* [Written problem] Extract every line of the material below and reproduce it faithfully.

*-*-*

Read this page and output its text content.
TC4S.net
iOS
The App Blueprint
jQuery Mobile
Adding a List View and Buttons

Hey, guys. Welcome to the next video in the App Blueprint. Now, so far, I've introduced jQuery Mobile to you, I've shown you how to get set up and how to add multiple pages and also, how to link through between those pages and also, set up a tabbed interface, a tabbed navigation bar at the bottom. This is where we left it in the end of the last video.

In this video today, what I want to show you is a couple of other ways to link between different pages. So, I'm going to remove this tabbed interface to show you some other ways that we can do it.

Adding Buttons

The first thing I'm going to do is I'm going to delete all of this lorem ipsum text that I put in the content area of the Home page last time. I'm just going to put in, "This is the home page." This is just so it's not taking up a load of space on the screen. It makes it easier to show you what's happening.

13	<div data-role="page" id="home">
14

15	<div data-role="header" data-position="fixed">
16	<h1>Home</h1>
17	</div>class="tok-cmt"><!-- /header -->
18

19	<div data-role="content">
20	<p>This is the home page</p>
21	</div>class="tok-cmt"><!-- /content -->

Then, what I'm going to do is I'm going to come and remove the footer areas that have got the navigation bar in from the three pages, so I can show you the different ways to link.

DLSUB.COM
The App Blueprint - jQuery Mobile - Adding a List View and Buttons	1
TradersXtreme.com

*-*-*

* [Output for this exercise]
Read this page and output its text content.
TC4S.net
iOS
The App Blueprint
jQuery Mobile
Adding a List View and Buttons

Hey, guys. Welcome to the next video in the App Blueprint. Now, so far, I've introduced jQuery Mobile to you, I've shown you how to get set up and how to add multiple pages and also, how to link through between those pages and also, set up a tabbed interface, a tabbed navigation bar at the bottom. This is where we left it in the end of the last video.

In this video today, what I want to show you is a couple of other ways to link between different pages. So, I'm going to remove this tabbed interface to show you some other ways that we can do it.

Adding Buttons

The first thing I'm going to do is I'm going to delete all of this lorem ipsum text that I put in the content area of the Home page last time. I'm just going to put in, "This is the home page." This is just so it's not taking up a load of space on the screen. It makes it easier to show you what's happening.

13	<div data-role="page" id="home">
14

15	<div data-role="header" data-position="fixed">
16	<h1>Home</h1>
17	</div>class="tok-cmt"><!-- /header -->
18

19	<div data-role="content">
20	<p>This is the home page</p>
21	</div>class="tok-cmt"><!-- /content -->

Then, what I'm going to do is I'm going to come and remove the footer areas that have got the navigation bar in from the three pages, so I can show you the different ways to link.

DLSUB.COM
The App Blueprint - jQuery Mobile - Adding a List View and Buttons	1
TradersXtreme.com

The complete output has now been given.